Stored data

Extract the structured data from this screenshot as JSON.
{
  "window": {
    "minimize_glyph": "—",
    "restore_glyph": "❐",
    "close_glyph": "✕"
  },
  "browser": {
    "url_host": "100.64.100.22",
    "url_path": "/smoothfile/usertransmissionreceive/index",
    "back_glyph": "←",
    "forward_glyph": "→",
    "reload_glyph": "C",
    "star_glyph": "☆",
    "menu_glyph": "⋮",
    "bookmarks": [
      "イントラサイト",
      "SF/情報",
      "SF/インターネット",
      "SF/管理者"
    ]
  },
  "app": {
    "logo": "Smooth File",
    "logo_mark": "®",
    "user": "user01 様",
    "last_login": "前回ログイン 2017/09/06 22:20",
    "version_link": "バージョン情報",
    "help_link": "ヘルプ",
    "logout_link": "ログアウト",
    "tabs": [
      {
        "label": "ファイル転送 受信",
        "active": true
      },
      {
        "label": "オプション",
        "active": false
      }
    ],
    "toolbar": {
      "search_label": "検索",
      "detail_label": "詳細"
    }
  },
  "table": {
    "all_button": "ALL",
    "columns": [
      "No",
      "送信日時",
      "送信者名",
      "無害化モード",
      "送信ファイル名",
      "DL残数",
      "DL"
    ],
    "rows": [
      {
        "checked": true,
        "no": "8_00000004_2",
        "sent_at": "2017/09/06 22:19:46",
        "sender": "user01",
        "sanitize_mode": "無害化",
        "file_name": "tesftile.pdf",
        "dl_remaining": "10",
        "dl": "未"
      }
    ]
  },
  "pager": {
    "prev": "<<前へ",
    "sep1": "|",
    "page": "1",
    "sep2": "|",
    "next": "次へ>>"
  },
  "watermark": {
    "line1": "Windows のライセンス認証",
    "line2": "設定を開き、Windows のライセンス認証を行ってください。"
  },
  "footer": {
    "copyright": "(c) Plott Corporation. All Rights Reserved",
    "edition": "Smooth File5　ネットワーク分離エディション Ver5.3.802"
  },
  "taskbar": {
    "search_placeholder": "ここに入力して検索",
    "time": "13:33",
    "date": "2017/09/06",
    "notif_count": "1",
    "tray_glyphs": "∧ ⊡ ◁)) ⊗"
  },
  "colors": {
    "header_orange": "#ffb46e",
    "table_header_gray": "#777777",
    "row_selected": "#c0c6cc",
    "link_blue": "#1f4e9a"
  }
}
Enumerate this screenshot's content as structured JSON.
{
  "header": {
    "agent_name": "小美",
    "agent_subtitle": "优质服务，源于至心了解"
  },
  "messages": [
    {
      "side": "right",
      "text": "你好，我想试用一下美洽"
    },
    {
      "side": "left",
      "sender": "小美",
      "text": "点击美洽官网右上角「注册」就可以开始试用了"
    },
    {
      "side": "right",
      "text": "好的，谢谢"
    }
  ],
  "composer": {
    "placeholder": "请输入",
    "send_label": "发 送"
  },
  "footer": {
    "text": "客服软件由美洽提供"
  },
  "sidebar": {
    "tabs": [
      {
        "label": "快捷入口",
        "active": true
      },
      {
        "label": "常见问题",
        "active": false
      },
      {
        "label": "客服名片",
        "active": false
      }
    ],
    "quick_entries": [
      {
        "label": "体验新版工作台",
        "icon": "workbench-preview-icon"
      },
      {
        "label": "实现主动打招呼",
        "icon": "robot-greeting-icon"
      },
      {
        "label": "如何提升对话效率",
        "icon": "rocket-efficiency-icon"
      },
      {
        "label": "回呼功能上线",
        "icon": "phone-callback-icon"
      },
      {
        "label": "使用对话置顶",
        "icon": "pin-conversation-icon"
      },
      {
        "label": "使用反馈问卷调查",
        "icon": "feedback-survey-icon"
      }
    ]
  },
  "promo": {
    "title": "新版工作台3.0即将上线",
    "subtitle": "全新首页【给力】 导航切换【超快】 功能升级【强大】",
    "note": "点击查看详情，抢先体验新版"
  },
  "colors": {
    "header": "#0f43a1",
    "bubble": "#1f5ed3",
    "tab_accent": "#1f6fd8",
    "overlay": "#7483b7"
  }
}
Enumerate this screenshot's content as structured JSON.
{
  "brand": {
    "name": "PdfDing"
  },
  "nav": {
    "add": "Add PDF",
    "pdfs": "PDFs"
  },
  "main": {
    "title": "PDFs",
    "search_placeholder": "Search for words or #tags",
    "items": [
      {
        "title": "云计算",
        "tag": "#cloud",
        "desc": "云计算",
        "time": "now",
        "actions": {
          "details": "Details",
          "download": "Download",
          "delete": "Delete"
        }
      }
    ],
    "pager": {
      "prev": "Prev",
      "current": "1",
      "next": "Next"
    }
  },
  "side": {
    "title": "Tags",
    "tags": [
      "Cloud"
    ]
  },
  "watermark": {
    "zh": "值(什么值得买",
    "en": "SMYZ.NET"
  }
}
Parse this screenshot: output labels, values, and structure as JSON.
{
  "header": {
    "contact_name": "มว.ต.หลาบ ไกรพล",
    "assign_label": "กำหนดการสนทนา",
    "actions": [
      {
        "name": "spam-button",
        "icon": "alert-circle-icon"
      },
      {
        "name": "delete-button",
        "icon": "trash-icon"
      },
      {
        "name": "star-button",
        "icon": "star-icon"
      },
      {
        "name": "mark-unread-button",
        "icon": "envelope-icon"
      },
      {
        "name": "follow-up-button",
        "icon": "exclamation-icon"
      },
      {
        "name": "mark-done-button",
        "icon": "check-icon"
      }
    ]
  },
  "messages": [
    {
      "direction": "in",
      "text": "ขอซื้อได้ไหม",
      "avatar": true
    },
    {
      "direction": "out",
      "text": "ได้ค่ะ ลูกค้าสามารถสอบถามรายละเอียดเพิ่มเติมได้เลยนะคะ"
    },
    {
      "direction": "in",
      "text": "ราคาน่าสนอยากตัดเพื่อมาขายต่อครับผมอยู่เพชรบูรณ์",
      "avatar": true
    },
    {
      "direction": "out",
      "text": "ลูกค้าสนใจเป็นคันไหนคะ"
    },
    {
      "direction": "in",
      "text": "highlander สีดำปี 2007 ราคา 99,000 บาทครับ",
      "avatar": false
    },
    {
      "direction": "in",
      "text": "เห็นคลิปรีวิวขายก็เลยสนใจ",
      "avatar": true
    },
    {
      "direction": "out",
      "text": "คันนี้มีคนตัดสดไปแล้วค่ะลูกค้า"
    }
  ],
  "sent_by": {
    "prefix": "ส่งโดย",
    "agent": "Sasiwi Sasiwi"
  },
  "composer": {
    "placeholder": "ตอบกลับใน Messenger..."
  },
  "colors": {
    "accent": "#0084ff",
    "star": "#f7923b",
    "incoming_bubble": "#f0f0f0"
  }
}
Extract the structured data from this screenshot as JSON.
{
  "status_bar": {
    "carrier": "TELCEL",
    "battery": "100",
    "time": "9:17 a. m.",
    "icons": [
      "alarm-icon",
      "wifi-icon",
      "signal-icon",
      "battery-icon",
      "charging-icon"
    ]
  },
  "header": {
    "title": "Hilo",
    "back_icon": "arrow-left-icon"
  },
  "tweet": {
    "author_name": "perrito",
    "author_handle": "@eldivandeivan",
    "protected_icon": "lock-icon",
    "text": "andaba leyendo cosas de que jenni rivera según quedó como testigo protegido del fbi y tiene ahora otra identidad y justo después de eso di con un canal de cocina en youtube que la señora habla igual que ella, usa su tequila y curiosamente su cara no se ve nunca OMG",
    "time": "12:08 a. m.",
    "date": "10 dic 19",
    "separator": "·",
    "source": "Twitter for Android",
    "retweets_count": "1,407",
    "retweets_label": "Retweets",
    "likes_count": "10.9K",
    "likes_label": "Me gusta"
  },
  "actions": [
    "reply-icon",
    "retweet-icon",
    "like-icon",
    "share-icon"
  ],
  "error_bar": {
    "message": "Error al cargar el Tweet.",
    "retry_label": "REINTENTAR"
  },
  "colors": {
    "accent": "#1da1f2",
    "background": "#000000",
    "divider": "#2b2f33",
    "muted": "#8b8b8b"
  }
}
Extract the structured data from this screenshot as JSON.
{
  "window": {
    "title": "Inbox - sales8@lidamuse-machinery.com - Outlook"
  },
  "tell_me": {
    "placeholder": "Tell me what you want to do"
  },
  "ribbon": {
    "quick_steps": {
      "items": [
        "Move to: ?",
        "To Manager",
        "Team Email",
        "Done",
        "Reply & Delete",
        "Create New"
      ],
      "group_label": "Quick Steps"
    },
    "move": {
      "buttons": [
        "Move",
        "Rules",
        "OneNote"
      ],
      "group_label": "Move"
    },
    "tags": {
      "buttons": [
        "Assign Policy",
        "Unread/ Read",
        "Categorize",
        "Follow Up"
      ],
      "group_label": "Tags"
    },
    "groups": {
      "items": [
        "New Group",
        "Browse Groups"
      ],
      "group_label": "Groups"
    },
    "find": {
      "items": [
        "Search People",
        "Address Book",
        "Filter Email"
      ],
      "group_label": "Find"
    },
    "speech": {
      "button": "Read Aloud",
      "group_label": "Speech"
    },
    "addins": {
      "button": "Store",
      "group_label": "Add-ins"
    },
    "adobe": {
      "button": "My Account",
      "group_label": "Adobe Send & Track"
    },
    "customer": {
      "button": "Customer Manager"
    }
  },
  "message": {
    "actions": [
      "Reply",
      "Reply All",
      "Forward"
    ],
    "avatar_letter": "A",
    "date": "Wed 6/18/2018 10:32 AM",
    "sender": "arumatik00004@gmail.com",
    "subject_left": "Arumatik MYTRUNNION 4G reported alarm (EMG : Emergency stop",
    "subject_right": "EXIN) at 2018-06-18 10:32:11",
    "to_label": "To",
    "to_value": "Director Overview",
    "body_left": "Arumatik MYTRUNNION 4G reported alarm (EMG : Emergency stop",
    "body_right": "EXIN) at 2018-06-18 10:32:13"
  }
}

▸ Aim
Collect from the data above every line that includes "Manager".

▸ The response
        "To Manager",
      "button": "Customer Manager"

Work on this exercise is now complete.